▶ WHAT IS NEEDED
Only the lines from the one containing "Read out every word on this page." through the end of the material are to be echoed, each exactly as it appears.

--- START GIVEN ENTRIES ---

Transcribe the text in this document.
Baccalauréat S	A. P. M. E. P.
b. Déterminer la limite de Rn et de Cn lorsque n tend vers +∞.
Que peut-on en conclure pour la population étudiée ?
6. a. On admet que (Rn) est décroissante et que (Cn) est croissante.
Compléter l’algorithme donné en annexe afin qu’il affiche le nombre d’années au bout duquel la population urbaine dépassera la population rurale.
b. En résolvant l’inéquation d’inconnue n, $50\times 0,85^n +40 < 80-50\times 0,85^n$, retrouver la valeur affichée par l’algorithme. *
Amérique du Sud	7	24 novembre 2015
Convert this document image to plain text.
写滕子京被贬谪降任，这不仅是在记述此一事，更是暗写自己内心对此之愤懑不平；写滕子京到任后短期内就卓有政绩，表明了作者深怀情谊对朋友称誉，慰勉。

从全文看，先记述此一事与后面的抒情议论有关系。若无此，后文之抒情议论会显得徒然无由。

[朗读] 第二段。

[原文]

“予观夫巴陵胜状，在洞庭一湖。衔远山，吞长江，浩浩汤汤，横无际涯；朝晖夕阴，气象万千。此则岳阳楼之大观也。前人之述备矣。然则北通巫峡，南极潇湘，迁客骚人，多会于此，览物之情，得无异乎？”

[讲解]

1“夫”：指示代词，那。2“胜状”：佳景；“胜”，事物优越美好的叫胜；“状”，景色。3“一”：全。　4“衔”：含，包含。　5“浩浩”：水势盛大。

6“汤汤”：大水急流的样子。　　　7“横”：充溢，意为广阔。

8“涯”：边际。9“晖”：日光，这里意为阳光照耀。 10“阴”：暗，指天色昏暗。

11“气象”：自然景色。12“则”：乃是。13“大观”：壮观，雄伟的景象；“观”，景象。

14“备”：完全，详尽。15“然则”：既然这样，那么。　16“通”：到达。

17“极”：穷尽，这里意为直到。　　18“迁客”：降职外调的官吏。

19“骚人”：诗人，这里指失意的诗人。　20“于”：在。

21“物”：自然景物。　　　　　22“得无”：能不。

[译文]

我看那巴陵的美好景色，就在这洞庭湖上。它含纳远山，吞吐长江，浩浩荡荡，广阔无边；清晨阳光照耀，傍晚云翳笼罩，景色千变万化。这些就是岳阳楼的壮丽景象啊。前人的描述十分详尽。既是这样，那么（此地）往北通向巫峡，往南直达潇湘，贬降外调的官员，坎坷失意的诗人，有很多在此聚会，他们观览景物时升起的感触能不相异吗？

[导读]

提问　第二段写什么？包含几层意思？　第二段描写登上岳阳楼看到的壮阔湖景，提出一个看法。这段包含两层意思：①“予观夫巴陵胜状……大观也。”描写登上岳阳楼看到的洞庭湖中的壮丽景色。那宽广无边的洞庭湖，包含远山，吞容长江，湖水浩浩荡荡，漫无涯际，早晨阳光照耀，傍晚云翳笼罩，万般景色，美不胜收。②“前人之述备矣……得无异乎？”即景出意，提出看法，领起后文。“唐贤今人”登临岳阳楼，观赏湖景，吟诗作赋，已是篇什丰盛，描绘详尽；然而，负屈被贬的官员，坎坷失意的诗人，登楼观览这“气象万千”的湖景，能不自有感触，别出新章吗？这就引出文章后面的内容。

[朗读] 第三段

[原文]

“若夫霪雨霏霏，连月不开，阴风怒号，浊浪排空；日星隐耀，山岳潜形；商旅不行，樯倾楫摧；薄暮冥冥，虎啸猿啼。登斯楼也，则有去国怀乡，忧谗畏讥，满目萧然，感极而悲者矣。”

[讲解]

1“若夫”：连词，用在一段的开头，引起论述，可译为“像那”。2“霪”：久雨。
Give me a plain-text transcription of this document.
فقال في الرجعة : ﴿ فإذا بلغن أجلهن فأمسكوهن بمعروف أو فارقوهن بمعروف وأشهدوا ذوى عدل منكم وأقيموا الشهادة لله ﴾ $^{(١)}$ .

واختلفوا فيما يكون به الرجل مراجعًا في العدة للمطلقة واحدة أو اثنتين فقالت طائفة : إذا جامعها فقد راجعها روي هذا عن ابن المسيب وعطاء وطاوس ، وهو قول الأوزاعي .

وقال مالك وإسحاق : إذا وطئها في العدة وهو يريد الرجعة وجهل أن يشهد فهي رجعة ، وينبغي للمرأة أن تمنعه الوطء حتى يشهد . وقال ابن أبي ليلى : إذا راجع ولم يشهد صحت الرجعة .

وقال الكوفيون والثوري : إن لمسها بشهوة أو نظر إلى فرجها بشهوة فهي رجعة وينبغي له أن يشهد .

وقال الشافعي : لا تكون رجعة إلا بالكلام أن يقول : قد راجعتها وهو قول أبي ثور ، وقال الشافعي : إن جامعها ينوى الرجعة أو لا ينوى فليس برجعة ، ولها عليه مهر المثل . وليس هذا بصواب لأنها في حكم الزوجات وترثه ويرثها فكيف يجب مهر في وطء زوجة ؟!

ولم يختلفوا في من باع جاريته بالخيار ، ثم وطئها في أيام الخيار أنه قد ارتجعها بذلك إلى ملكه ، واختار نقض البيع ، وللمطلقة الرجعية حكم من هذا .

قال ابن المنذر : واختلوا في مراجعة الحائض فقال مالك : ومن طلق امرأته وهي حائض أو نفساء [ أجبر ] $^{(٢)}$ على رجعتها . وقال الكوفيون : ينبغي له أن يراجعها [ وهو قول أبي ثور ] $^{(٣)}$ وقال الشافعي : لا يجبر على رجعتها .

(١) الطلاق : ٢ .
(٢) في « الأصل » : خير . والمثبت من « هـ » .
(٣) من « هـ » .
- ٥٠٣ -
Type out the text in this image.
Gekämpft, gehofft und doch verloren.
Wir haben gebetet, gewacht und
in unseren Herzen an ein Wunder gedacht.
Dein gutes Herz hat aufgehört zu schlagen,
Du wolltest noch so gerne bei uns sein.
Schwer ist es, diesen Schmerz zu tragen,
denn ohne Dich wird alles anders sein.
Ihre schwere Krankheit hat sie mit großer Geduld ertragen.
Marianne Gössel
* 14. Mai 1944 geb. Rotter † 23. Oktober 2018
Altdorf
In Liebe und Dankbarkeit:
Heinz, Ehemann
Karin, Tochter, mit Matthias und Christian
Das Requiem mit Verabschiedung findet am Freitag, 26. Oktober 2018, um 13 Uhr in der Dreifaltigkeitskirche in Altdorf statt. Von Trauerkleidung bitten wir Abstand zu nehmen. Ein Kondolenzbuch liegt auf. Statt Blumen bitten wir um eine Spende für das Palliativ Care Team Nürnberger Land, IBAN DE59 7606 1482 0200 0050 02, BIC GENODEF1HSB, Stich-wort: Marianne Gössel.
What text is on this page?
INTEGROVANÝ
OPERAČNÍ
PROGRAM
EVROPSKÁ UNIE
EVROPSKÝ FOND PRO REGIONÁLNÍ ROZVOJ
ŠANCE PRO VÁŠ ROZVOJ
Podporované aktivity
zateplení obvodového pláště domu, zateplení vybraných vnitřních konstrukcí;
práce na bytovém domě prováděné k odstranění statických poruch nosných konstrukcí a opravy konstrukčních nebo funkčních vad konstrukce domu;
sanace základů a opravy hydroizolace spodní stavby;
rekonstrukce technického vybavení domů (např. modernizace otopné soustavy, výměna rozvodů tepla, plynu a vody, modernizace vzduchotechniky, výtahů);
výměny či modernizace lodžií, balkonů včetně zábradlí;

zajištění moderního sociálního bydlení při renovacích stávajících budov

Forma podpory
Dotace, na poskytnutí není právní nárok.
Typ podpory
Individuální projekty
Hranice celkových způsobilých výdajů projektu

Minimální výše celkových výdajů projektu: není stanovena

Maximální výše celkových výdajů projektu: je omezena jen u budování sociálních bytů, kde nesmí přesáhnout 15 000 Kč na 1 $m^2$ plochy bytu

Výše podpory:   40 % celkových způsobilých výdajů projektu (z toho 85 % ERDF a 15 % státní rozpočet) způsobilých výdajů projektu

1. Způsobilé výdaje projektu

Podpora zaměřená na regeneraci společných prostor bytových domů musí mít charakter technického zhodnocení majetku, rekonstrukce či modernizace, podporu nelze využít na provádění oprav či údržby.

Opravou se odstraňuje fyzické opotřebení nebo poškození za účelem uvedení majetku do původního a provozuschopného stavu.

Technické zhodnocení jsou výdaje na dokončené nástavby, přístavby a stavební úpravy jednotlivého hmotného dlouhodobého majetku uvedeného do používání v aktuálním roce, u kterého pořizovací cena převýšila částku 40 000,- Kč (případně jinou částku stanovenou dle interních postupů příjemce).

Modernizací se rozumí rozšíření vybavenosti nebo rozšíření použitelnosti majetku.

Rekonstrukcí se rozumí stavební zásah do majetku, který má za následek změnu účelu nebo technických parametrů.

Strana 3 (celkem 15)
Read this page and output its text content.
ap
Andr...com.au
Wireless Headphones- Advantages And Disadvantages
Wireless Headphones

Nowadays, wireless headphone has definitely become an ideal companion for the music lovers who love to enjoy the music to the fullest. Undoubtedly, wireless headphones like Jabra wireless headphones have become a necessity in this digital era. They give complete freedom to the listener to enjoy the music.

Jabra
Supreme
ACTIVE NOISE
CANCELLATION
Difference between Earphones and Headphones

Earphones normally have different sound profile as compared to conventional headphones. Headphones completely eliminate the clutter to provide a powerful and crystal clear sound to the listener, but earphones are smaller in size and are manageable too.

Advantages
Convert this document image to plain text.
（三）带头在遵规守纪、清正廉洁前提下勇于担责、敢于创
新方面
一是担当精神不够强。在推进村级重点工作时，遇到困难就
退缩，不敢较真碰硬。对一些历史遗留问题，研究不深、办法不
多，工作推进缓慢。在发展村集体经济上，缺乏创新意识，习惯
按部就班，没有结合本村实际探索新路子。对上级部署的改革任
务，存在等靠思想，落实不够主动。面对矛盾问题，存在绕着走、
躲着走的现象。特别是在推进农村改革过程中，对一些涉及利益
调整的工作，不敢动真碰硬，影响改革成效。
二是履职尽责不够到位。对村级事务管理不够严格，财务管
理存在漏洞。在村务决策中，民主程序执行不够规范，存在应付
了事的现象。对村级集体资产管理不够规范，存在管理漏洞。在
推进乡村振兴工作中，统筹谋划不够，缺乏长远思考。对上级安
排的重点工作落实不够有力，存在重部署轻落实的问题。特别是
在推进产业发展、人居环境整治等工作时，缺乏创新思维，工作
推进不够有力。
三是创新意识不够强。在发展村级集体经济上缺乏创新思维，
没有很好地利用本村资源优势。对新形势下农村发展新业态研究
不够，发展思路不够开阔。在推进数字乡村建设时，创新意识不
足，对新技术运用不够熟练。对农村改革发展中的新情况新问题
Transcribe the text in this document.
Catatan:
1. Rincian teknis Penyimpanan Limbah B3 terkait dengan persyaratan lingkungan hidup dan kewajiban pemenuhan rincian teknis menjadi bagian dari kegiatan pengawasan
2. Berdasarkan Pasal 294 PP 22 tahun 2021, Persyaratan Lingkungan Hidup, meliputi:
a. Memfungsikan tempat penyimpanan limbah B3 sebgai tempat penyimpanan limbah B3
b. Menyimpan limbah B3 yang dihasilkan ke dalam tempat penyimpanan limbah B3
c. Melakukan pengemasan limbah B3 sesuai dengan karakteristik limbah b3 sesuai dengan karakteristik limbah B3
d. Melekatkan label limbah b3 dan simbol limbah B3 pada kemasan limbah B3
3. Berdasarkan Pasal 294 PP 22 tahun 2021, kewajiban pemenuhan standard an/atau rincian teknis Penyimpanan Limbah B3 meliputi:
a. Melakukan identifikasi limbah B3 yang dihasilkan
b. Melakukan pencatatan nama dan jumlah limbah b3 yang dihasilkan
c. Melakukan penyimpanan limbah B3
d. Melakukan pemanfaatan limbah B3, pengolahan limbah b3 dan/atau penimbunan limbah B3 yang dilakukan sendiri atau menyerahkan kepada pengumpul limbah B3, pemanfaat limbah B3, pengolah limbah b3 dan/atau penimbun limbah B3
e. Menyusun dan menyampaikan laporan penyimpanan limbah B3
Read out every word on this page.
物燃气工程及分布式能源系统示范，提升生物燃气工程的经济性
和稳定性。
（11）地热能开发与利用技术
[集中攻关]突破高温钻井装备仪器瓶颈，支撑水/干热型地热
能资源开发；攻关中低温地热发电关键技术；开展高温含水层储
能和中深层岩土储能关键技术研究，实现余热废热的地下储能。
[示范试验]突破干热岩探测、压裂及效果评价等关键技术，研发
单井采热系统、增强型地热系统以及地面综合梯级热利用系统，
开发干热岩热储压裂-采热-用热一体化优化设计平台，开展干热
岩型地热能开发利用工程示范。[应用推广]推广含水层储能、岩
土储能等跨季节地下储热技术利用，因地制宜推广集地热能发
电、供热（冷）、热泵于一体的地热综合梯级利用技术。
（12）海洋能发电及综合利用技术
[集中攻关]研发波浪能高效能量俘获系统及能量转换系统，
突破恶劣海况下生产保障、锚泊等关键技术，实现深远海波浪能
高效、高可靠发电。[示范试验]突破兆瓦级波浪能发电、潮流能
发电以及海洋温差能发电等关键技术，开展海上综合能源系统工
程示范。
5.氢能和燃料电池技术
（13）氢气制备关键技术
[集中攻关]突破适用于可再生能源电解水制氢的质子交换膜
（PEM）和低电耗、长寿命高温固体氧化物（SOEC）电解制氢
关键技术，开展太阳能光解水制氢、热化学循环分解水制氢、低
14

--- END GIVEN ENTRIES ---

▶ FULL SOLUTION
Read out every word on this page.
物燃气工程及分布式能源系统示范，提升生物燃气工程的经济性
和稳定性。
（11）地热能开发与利用技术
[集中攻关]突破高温钻井装备仪器瓶颈，支撑水/干热型地热
能资源开发；攻关中低温地热发电关键技术；开展高温含水层储
能和中深层岩土储能关键技术研究，实现余热废热的地下储能。
[示范试验]突破干热岩探测、压裂及效果评价等关键技术，研发
单井采热系统、增强型地热系统以及地面综合梯级热利用系统，
开发干热岩热储压裂-采热-用热一体化优化设计平台，开展干热
岩型地热能开发利用工程示范。[应用推广]推广含水层储能、岩
土储能等跨季节地下储热技术利用，因地制宜推广集地热能发
电、供热（冷）、热泵于一体的地热综合梯级利用技术。
（12）海洋能发电及综合利用技术
[集中攻关]研发波浪能高效能量俘获系统及能量转换系统，
突破恶劣海况下生产保障、锚泊等关键技术，实现深远海波浪能
高效、高可靠发电。[示范试验]突破兆瓦级波浪能发电、潮流能
发电以及海洋温差能发电等关键技术，开展海上综合能源系统工
程示范。
5.氢能和燃料电池技术
（13）氢气制备关键技术
[集中攻关]突破适用于可再生能源电解水制氢的质子交换膜
（PEM）和低电耗、长寿命高温固体氧化物（SOEC）电解制氢
关键技术，开展太阳能光解水制氢、热化学循环分解水制氢、低
14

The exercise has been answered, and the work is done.